§ What needs to be done
Copy every line that holds "labels".

§ Listed entries

-- -- --

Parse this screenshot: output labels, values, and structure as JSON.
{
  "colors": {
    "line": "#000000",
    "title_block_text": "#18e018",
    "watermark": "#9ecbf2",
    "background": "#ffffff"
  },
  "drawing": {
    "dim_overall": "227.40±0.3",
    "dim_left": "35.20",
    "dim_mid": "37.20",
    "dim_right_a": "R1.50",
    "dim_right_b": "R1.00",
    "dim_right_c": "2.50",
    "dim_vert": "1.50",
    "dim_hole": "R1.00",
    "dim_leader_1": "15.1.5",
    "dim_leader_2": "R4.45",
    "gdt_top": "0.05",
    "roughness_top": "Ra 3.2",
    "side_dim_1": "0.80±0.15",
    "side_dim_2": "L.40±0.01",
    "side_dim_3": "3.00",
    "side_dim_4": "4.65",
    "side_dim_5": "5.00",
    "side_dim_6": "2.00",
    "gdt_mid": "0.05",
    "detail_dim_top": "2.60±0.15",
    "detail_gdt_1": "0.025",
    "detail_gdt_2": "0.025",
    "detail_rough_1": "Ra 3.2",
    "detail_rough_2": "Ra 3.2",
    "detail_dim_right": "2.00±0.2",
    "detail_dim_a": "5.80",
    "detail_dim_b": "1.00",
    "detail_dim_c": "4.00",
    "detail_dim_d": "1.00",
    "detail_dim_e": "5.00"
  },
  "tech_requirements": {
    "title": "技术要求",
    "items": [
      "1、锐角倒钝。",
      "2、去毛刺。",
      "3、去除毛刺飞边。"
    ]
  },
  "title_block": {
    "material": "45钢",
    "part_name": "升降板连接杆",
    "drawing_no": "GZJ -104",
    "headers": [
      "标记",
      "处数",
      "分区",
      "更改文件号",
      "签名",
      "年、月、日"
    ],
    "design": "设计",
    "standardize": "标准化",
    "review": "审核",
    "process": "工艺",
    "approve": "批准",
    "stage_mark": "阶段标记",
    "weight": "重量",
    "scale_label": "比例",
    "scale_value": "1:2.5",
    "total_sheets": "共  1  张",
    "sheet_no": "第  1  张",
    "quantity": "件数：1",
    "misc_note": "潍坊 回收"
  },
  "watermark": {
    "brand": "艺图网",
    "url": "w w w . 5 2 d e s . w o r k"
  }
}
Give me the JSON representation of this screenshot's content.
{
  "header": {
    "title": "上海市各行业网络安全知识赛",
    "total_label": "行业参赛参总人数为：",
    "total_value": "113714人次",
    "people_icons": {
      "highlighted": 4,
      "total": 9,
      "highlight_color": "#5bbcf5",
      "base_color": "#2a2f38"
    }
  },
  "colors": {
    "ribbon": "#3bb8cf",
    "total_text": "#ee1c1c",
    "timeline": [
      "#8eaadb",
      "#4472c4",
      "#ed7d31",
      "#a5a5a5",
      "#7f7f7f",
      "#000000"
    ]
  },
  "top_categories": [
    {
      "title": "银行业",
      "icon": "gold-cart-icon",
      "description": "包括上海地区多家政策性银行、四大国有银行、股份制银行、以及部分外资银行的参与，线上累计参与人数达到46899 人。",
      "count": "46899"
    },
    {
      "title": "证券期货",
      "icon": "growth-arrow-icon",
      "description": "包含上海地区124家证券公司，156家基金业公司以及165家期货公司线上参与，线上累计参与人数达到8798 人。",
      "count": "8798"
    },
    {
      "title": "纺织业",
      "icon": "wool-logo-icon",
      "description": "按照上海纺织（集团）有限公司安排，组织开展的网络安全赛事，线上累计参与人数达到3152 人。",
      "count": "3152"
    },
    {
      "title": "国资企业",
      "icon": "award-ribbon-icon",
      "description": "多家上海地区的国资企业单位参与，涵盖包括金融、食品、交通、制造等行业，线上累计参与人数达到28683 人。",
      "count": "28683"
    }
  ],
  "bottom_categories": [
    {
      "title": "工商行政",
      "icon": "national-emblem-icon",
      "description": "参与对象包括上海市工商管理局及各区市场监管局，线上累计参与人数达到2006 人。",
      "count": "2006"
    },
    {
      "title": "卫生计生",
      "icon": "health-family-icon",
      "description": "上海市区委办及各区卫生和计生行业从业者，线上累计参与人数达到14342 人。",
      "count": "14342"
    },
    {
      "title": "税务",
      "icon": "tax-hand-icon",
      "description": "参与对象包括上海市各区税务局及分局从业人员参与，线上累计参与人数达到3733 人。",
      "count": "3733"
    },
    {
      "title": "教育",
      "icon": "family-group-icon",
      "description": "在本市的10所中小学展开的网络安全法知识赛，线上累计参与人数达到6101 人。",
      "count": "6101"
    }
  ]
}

-- -- --

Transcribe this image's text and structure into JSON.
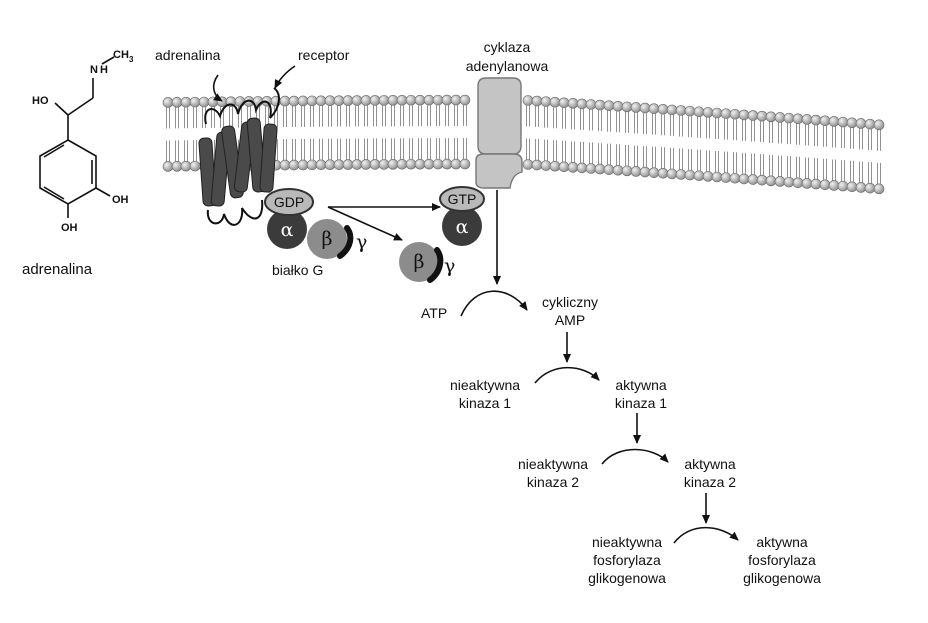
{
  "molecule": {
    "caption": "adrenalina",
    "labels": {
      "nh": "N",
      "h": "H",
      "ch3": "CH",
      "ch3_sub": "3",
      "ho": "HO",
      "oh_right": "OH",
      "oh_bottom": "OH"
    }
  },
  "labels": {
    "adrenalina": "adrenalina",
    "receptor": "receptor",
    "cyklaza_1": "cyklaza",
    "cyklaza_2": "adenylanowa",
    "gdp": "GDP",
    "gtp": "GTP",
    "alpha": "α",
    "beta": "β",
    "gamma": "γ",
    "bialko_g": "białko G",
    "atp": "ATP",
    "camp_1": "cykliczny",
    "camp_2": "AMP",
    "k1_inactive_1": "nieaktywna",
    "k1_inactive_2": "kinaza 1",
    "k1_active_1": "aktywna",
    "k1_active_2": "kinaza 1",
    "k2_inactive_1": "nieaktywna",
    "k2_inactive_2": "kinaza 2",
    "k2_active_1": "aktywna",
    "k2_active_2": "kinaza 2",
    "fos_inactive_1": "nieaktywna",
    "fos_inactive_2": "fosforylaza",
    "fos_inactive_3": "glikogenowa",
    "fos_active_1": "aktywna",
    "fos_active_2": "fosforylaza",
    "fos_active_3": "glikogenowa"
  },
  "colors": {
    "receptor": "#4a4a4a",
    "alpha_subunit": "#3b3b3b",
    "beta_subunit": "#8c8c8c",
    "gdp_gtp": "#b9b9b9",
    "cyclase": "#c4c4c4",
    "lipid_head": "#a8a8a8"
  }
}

-- -- --

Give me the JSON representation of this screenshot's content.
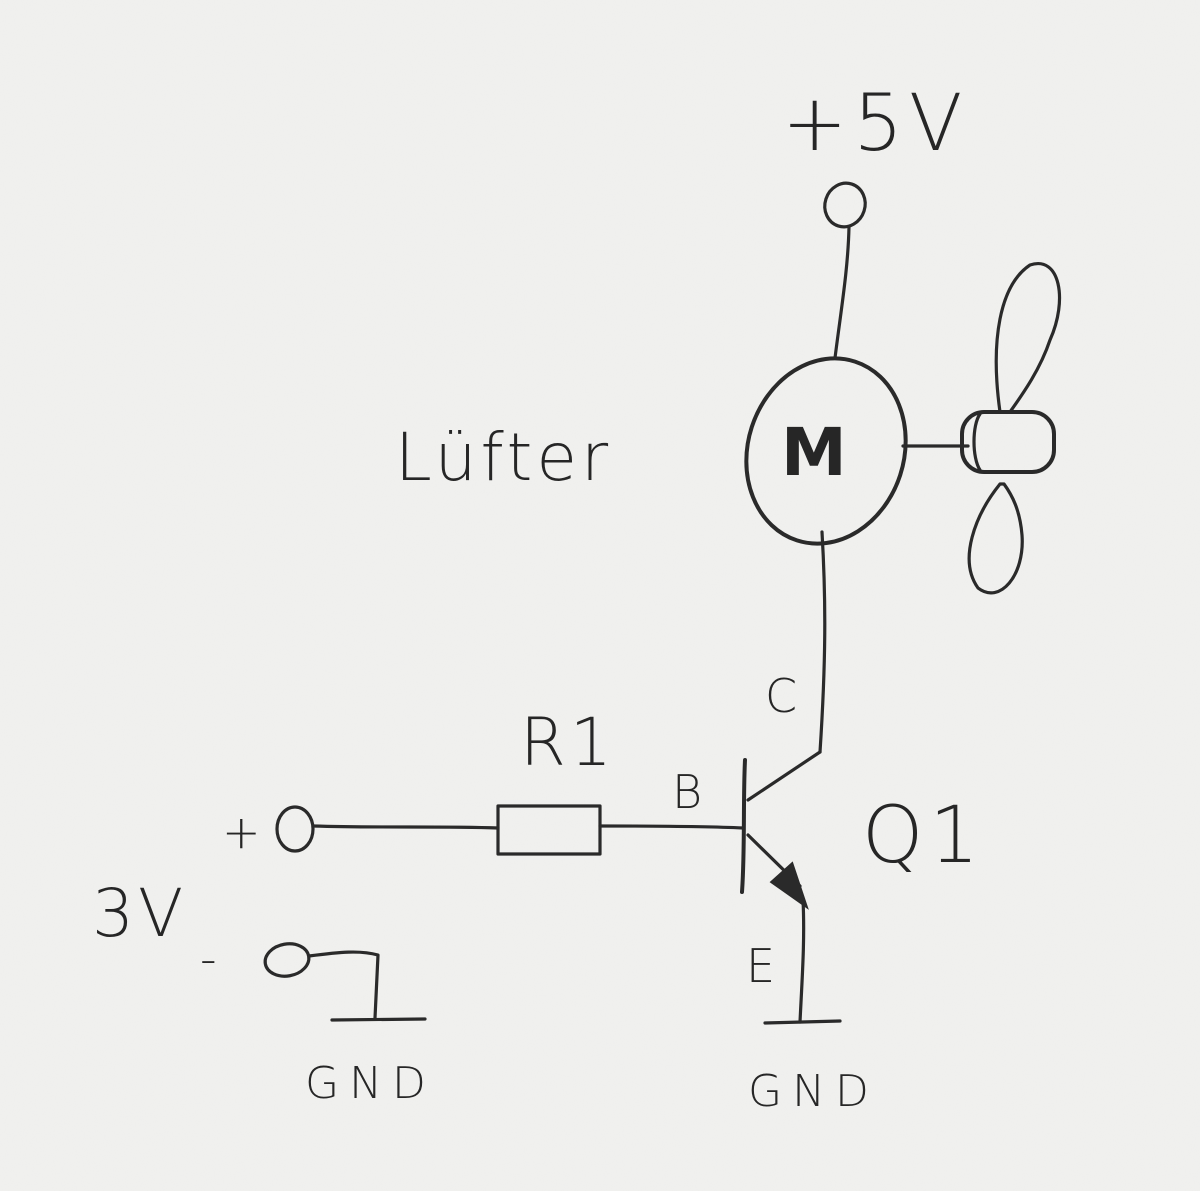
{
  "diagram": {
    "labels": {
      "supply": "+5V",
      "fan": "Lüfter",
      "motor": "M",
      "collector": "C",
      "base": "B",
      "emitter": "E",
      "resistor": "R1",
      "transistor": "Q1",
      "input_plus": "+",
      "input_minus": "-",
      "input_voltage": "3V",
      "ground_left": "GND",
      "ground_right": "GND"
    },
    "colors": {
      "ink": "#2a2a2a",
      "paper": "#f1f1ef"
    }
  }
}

-- -- --

§ Solution
Parse this screenshot: output labels, values, and structure as JSON.
    "labels": {
  "labels": {
    "labels": {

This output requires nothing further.